Assignment: All of the data should be restated exactly as it stands.

+++ Information given +++

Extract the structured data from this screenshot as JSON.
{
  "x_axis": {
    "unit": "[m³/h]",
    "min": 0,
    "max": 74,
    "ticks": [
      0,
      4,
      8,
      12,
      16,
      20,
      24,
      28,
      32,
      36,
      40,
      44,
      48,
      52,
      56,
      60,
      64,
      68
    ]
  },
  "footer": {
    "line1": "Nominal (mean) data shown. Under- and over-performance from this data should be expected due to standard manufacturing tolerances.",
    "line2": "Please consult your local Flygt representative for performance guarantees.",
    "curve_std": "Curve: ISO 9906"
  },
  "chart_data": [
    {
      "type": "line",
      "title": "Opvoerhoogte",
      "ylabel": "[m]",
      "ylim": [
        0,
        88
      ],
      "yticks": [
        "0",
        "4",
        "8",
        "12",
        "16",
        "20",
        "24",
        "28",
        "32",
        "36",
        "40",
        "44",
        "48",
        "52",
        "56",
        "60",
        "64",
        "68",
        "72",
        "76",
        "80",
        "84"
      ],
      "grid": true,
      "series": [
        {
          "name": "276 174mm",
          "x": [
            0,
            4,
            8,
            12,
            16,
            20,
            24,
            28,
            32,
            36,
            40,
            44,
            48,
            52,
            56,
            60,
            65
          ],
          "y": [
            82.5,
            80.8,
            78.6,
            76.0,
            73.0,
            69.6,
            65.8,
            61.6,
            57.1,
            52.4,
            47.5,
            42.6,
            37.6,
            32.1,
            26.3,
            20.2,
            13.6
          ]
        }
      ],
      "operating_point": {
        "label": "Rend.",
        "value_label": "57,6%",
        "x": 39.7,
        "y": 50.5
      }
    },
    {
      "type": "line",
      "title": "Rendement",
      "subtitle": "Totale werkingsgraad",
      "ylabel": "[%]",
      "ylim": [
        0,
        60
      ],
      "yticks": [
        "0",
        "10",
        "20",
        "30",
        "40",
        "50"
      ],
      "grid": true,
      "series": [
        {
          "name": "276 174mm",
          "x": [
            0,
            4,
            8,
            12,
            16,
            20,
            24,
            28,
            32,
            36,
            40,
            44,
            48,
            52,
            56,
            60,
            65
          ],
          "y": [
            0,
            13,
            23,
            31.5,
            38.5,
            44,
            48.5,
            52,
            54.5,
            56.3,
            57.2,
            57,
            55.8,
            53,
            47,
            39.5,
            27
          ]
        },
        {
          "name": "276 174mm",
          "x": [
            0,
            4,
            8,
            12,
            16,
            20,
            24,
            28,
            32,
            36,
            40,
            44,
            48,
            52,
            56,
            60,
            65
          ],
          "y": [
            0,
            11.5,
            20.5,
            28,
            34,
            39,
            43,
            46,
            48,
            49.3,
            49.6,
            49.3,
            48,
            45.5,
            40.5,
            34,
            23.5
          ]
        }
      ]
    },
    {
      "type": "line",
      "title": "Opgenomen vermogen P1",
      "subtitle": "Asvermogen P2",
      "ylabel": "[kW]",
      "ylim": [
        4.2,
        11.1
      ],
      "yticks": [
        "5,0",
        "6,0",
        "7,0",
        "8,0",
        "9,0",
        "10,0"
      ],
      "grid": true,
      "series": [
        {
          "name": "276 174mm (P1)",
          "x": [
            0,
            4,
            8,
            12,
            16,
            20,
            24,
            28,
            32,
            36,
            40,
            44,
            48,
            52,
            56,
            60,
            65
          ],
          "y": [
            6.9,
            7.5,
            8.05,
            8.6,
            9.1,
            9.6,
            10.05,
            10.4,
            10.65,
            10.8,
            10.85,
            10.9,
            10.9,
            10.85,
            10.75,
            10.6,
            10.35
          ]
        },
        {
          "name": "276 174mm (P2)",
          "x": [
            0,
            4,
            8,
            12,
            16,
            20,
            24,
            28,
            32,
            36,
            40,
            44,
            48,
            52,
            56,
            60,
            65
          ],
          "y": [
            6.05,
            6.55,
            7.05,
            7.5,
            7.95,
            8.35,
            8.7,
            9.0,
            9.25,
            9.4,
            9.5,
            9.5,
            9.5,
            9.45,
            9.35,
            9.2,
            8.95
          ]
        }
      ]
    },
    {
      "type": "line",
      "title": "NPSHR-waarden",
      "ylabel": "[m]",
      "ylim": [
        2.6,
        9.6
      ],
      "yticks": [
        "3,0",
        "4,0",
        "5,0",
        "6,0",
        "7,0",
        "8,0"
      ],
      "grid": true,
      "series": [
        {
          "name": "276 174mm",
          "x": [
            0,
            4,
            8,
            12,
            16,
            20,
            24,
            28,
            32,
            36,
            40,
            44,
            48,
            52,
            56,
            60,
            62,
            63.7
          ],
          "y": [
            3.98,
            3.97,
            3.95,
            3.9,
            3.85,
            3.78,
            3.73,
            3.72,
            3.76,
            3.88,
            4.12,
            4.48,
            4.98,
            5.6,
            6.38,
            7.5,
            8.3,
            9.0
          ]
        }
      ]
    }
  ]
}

+++

Response to the exercise:
Extract the structured data from this screenshot as JSON.
{
  "x_axis": {
    "unit": "[m³/h]",
    "min": 0,
    "max": 74,
    "ticks": [
      0,
      4,
      8,
      12,
      16,
      20,
      24,
      28,
      32,
      36,
      40,
      44,
      48,
      52,
      56,
      60,
      64,
      68
    ]
  },
  "footer": {
    "line1": "Nominal (mean) data shown. Under- and over-performance from this data should be expected due to standard manufacturing tolerances.",
    "line2": "Please consult your local Flygt representative for performance guarantees.",
    "curve_std": "Curve: ISO 9906"
  },
  "chart_data": [
    {
      "type": "line",
      "title": "Opvoerhoogte",
      "ylabel": "[m]",
      "ylim": [
        0,
        88
      ],
      "yticks": [
        "0",
        "4",
        "8",
        "12",
        "16",
        "20",
        "24",
        "28",
        "32",
        "36",
        "40",
        "44",
        "48",
        "52",
        "56",
        "60",
        "64",
        "68",
        "72",
        "76",
        "80",
        "84"
      ],
      "grid": true,
      "series": [
        {
          "name": "276 174mm",
          "x": [
            0,
            4,
            8,
            12,
            16,
            20,
            24,
            28,
            32,
            36,
            40,
            44,
            48,
            52,
            56,
            60,
            65
          ],
          "y": [
            82.5,
            80.8,
            78.6,
            76.0,
            73.0,
            69.6,
            65.8,
            61.6,
            57.1,
            52.4,
            47.5,
            42.6,
            37.6,
            32.1,
            26.3,
            20.2,
            13.6
          ]
        }
      ],
      "operating_point": {
        "label": "Rend.",
        "value_label": "57,6%",
        "x": 39.7,
        "y": 50.5
      }
    },
    {
      "type": "line",
      "title": "Rendement",
      "subtitle": "Totale werkingsgraad",
      "ylabel": "[%]",
      "ylim": [
        0,
        60
      ],
      "yticks": [
        "0",
        "10",
        "20",
        "30",
        "40",
        "50"
      ],
      "grid": true,
      "series": [
        {
          "name": "276 174mm",
          "x": [
            0,
            4,
            8,
            12,
            16,
            20,
            24,
            28,
            32,
            36,
            40,
            44,
            48,
            52,
            56,
            60,
            65
          ],
          "y": [
            0,
            13,
            23,
            31.5,
            38.5,
            44,
            48.5,
            52,
            54.5,
            56.3,
            57.2,
            57,
            55.8,
            53,
            47,
            39.5,
            27
          ]
        },
        {
          "name": "276 174mm",
          "x": [
            0,
            4,
            8,
            12,
            16,
            20,
            24,
            28,
            32,
            36,
            40,
            44,
            48,
            52,
            56,
            60,
            65
          ],
          "y": [
            0,
            11.5,
            20.5,
            28,
            34,
            39,
            43,
            46,
            48,
            49.3,
            49.6,
            49.3,
            48,
            45.5,
            40.5,
            34,
            23.5
          ]
        }
      ]
    },
    {
      "type": "line",
      "title": "Opgenomen vermogen P1",
      "subtitle": "Asvermogen P2",
      "ylabel": "[kW]",
      "ylim": [
        4.2,
        11.1
      ],
      "yticks": [
        "5,0",
        "6,0",
        "7,0",
        "8,0",
        "9,0",
        "10,0"
      ],
      "grid": true,
      "series": [
        {
          "name": "276 174mm (P1)",
          "x": [
            0,
            4,
            8,
            12,
            16,
            20,
            24,
            28,
            32,
            36,
            40,
            44,
            48,
            52,
            56,
            60,
            65
          ],
          "y": [
            6.9,
            7.5,
            8.05,
            8.6,
            9.1,
            9.6,
            10.05,
            10.4,
            10.65,
            10.8,
            10.85,
            10.9,
            10.9,
            10.85,
            10.75,
            10.6,
            10.35
          ]
        },
        {
          "name": "276 174mm (P2)",
          "x": [
            0,
            4,
            8,
            12,
            16,
            20,
            24,
            28,
            32,
            36,
            40,
            44,
            48,
            52,
            56,
            60,
            65
          ],
          "y": [
            6.05,
            6.55,
            7.05,
            7.5,
            7.95,
            8.35,
            8.7,
            9.0,
            9.25,
            9.4,
            9.5,
            9.5,
            9.5,
            9.45,
            9.35,
            9.2,
            8.95
          ]
        }
      ]
    },
    {
      "type": "line",
      "title": "NPSHR-waarden",
      "ylabel": "[m]",
      "ylim": [
        2.6,
        9.6
      ],
      "yticks": [
        "3,0",
        "4,0",
        "5,0",
        "6,0",
        "7,0",
        "8,0"
      ],
      "grid": true,
      "series": [
        {
          "name": "276 174mm",
          "x": [
            0,
            4,
            8,
            12,
            16,
            20,
            24,
            28,
            32,
            36,
            40,
            44,
            48,
            52,
            56,
            60,
            62,
            63.7
          ],
          "y": [
            3.98,
            3.97,
            3.95,
            3.9,
            3.85,
            3.78,
            3.73,
            3.72,
            3.76,
            3.88,
            4.12,
            4.48,
            4.98,
            5.6,
            6.38,
            7.5,
            8.3,
            9.0
          ]
        }
      ]
    }
  ]
}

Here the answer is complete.